## Stored data entries
## Start

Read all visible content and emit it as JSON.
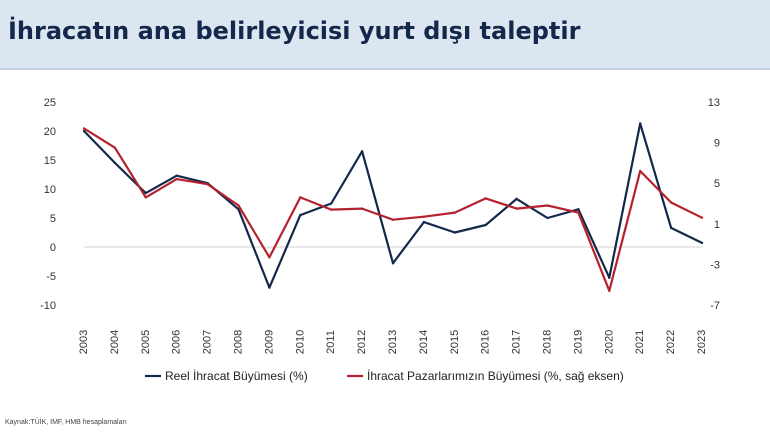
{
  "title": "İhracatın ana belirleyicisi yurt dışı taleptir",
  "source": "Kaynak:TÜİK, IMF, HMB hesaplamaları",
  "chart_data": {
    "type": "line",
    "title": "İhracatın ana belirleyicisi yurt dışı taleptir",
    "x": [
      "2003",
      "2004",
      "2005",
      "2006",
      "2007",
      "2008",
      "2009",
      "2010",
      "2011",
      "2012",
      "2013",
      "2014",
      "2015",
      "2016",
      "2017",
      "2018",
      "2019",
      "2020",
      "2021",
      "2022",
      "2023"
    ],
    "y_left": {
      "ylim": [
        -10,
        25
      ],
      "ticks": [
        -10,
        -5,
        0,
        5,
        10,
        15,
        20,
        25
      ]
    },
    "y_right": {
      "ylim": [
        -7,
        13
      ],
      "ticks": [
        -7,
        -3,
        1,
        5,
        9,
        13
      ]
    },
    "series": [
      {
        "name": "Reel İhracat Büyümesi (%)",
        "axis": "left",
        "color": "#14284b",
        "values": [
          20.0,
          14.5,
          9.3,
          12.3,
          11.0,
          6.5,
          -7.0,
          5.5,
          7.5,
          16.5,
          -2.8,
          4.3,
          2.5,
          3.8,
          8.3,
          5.0,
          6.5,
          -5.3,
          21.3,
          3.3,
          0.7
        ]
      },
      {
        "name": "İhracat Pazarlarımızın Büyümesi (%, sağ eksen)",
        "axis": "right",
        "color": "#b5222d",
        "values": [
          10.4,
          8.5,
          3.6,
          5.4,
          4.9,
          2.8,
          -2.3,
          3.6,
          2.4,
          2.5,
          1.4,
          1.7,
          2.1,
          3.5,
          2.5,
          2.8,
          2.1,
          -5.6,
          6.2,
          3.1,
          1.6
        ]
      }
    ],
    "legend_position": "bottom",
    "grid": false
  }
}
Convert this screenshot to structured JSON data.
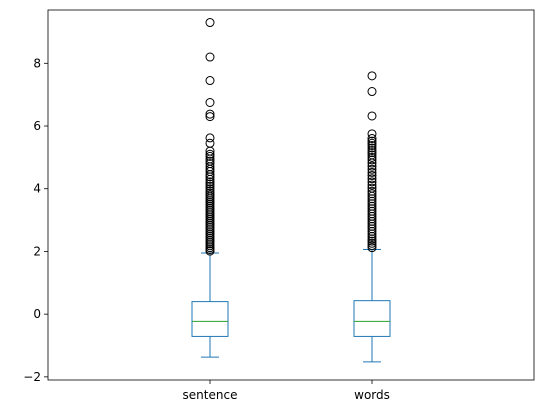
{
  "chart_data": {
    "type": "box",
    "title": "",
    "xlabel": "",
    "ylabel": "",
    "categories": [
      "sentence",
      "words"
    ],
    "ylim": [
      -2.1,
      9.7
    ],
    "yticks": [
      -2,
      0,
      2,
      4,
      6,
      8
    ],
    "grid": false,
    "colors": {
      "box": "#1f77b4",
      "median": "#2ca02c",
      "flier": "#000000"
    },
    "boxes": [
      {
        "name": "sentence",
        "whisker_low": -1.37,
        "q1": -0.71,
        "median": -0.23,
        "q3": 0.4,
        "whisker_high": 1.95,
        "fliers": [
          9.3,
          8.2,
          7.45,
          6.75,
          6.38,
          6.3,
          5.62,
          5.45,
          5.2,
          5.1,
          5.03,
          4.95,
          4.88,
          4.8,
          4.7,
          4.62,
          4.55,
          4.45,
          4.38,
          4.3,
          4.22,
          4.15,
          4.08,
          4.0,
          3.93,
          3.86,
          3.8,
          3.74,
          3.68,
          3.62,
          3.56,
          3.5,
          3.44,
          3.38,
          3.32,
          3.26,
          3.2,
          3.14,
          3.08,
          3.02,
          2.96,
          2.9,
          2.84,
          2.78,
          2.72,
          2.66,
          2.6,
          2.54,
          2.48,
          2.42,
          2.36,
          2.3,
          2.24,
          2.18,
          2.12,
          2.06,
          2.01
        ]
      },
      {
        "name": "words",
        "whisker_low": -1.52,
        "q1": -0.71,
        "median": -0.23,
        "q3": 0.43,
        "whisker_high": 2.06,
        "fliers": [
          7.6,
          7.1,
          6.32,
          5.75,
          5.6,
          5.52,
          5.45,
          5.38,
          5.3,
          5.22,
          5.15,
          5.08,
          5.0,
          4.92,
          4.82,
          4.72,
          4.62,
          4.52,
          4.42,
          4.32,
          4.22,
          4.12,
          4.02,
          3.92,
          3.84,
          3.76,
          3.68,
          3.6,
          3.52,
          3.44,
          3.36,
          3.28,
          3.2,
          3.12,
          3.04,
          2.96,
          2.88,
          2.8,
          2.72,
          2.64,
          2.56,
          2.48,
          2.4,
          2.33,
          2.26,
          2.19,
          2.12
        ]
      }
    ]
  }
}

## End

Copy out each line that contains the word "Büyümesi".

## Response for this exercise
        "name": "Reel İhracat Büyümesi (%)",
        "name": "İhracat Pazarlarımızın Büyümesi (%, sağ eksen)",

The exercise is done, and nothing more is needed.